§ **EXERCISE GOAL**
Leave out the pictures and repeat everything else in the records exactly.

§ **RECORD EXTRACTS**

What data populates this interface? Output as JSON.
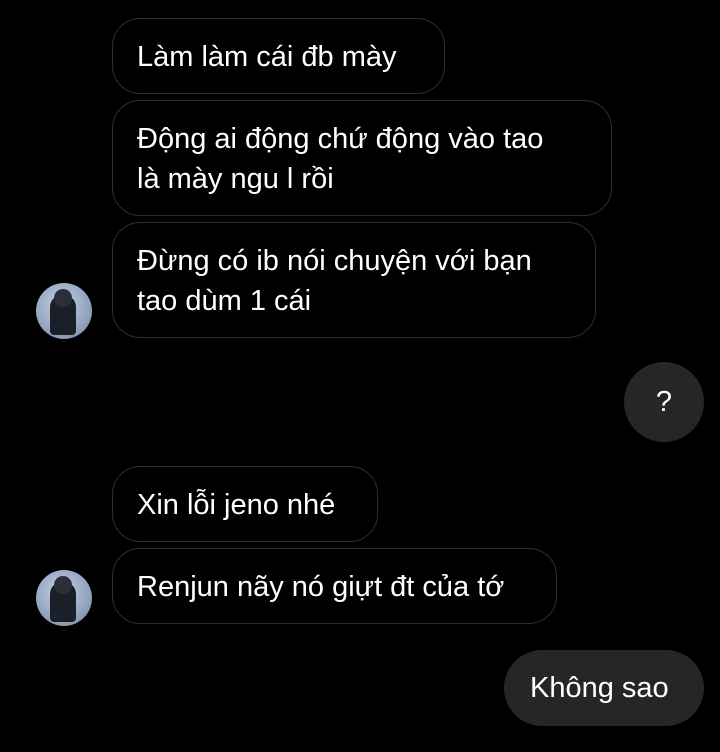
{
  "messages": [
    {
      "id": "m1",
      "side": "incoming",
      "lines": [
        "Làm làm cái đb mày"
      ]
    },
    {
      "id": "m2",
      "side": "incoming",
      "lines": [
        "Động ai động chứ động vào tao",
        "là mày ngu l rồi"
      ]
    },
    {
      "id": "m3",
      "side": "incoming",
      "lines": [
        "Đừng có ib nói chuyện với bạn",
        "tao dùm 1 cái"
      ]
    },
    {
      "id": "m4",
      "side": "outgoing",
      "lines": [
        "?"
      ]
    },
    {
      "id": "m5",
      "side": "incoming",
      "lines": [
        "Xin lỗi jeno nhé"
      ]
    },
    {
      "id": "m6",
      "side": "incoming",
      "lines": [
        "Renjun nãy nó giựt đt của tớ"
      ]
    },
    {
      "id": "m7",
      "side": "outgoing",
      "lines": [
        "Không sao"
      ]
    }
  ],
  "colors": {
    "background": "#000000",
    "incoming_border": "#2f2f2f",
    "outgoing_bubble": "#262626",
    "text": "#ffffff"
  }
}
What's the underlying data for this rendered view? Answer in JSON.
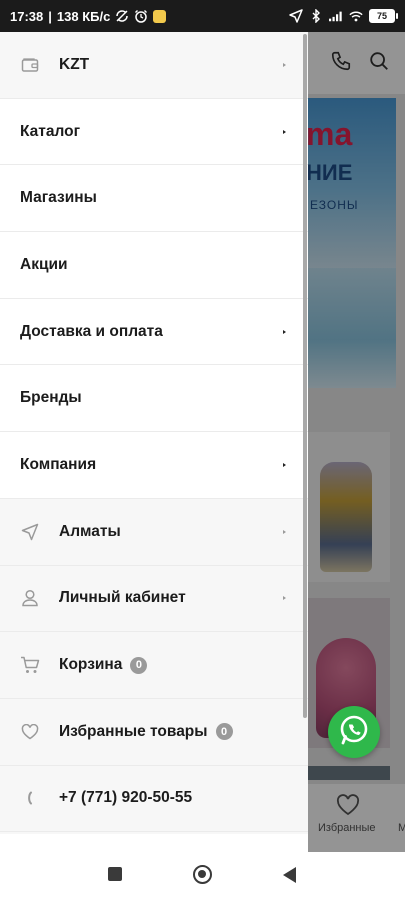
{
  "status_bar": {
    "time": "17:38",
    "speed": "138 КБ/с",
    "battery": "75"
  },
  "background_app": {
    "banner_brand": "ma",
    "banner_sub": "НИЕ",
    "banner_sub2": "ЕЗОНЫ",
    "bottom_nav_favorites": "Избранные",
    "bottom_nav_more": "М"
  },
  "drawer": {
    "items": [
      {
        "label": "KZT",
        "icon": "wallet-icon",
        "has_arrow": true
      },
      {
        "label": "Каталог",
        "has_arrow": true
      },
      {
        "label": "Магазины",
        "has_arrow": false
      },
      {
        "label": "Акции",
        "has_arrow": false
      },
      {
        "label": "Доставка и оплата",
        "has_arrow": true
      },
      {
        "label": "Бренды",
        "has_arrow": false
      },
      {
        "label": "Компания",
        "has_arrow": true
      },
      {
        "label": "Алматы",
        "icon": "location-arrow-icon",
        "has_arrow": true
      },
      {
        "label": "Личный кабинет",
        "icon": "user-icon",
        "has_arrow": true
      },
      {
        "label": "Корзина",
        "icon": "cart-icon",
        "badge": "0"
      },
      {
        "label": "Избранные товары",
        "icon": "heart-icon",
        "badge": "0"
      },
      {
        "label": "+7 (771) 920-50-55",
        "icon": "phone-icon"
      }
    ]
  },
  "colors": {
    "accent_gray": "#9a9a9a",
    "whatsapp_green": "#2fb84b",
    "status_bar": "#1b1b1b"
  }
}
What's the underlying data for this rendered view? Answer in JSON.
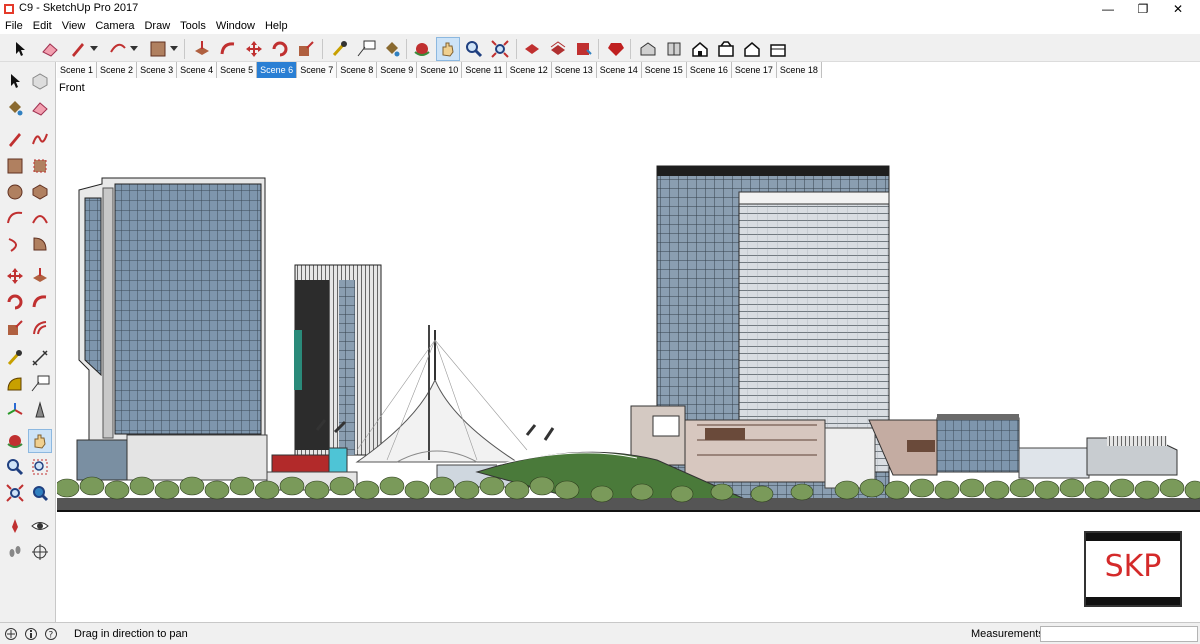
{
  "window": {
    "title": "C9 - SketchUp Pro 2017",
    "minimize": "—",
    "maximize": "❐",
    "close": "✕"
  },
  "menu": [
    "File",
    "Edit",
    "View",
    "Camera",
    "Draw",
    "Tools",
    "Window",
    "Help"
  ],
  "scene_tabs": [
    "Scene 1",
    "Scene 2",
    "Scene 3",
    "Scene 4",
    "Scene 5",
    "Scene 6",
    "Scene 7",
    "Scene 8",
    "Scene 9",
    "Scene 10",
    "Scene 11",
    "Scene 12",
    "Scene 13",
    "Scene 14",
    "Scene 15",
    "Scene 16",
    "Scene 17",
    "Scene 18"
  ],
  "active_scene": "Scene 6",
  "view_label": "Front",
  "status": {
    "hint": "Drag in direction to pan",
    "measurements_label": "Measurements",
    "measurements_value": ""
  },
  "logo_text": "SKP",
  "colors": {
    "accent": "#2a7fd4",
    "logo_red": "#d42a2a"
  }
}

§ **FINAL RESULT**
What data populates this interface? Output as JSON.
{
  "messages": [
    {
      "id": "m1",
      "side": "incoming",
      "lines": [
        "Làm làm cái đb mày"
      ]
    },
    {
      "id": "m2",
      "side": "incoming",
      "lines": [
        "Động ai động chứ động vào tao",
        "là mày ngu l rồi"
      ]
    },
    {
      "id": "m3",
      "side": "incoming",
      "lines": [
        "Đừng có ib nói chuyện với bạn",
        "tao dùm 1 cái"
      ]
    },
    {
      "id": "m4",
      "side": "outgoing",
      "lines": [
        "?"
      ]
    },
    {
      "id": "m5",
      "side": "incoming",
      "lines": [
        "Xin lỗi jeno nhé"
      ]
    },
    {
      "id": "m6",
      "side": "incoming",
      "lines": [
        "Renjun nãy nó giựt đt của tớ"
      ]
    },
    {
      "id": "m7",
      "side": "outgoing",
      "lines": [
        "Không sao"
      ]
    }
  ],
  "colors": {
    "background": "#000000",
    "incoming_border": "#2f2f2f",
    "outgoing_bubble": "#262626",
    "text": "#ffffff"
  }
}
What's the underlying data for this rendered view? Answer in JSON.
{
  "status_bar": {
    "time": "17:38",
    "speed": "138 КБ/с",
    "battery": "75"
  },
  "background_app": {
    "banner_brand": "ma",
    "banner_sub": "НИЕ",
    "banner_sub2": "ЕЗОНЫ",
    "bottom_nav_favorites": "Избранные",
    "bottom_nav_more": "М"
  },
  "drawer": {
    "items": [
      {
        "label": "KZT",
        "icon": "wallet-icon",
        "has_arrow": true
      },
      {
        "label": "Каталог",
        "has_arrow": true
      },
      {
        "label": "Магазины",
        "has_arrow": false
      },
      {
        "label": "Акции",
        "has_arrow": false
      },
      {
        "label": "Доставка и оплата",
        "has_arrow": true
      },
      {
        "label": "Бренды",
        "has_arrow": false
      },
      {
        "label": "Компания",
        "has_arrow": true
      },
      {
        "label": "Алматы",
        "icon": "location-arrow-icon",
        "has_arrow": true
      },
      {
        "label": "Личный кабинет",
        "icon": "user-icon",
        "has_arrow": true
      },
      {
        "label": "Корзина",
        "icon": "cart-icon",
        "badge": "0"
      },
      {
        "label": "Избранные товары",
        "icon": "heart-icon",
        "badge": "0"
      },
      {
        "label": "+7 (771) 920-50-55",
        "icon": "phone-icon"
      }
    ]
  },
  "colors": {
    "accent_gray": "#9a9a9a",
    "whatsapp_green": "#2fb84b",
    "status_bar": "#1b1b1b"
  }
}
What's the underlying data for this rendered view? Answer in JSON.
{
  "window": {
    "title": "C9 - SketchUp Pro 2017",
    "minimize": "—",
    "maximize": "❐",
    "close": "✕"
  },
  "menu": [
    "File",
    "Edit",
    "View",
    "Camera",
    "Draw",
    "Tools",
    "Window",
    "Help"
  ],
  "scene_tabs": [
    "Scene 1",
    "Scene 2",
    "Scene 3",
    "Scene 4",
    "Scene 5",
    "Scene 6",
    "Scene 7",
    "Scene 8",
    "Scene 9",
    "Scene 10",
    "Scene 11",
    "Scene 12",
    "Scene 13",
    "Scene 14",
    "Scene 15",
    "Scene 16",
    "Scene 17",
    "Scene 18"
  ],
  "active_scene": "Scene 6",
  "view_label": "Front",
  "status": {
    "hint": "Drag in direction to pan",
    "measurements_label": "Measurements",
    "measurements_value": ""
  },
  "logo_text": "SKP",
  "colors": {
    "accent": "#2a7fd4",
    "logo_red": "#d42a2a"
  }
}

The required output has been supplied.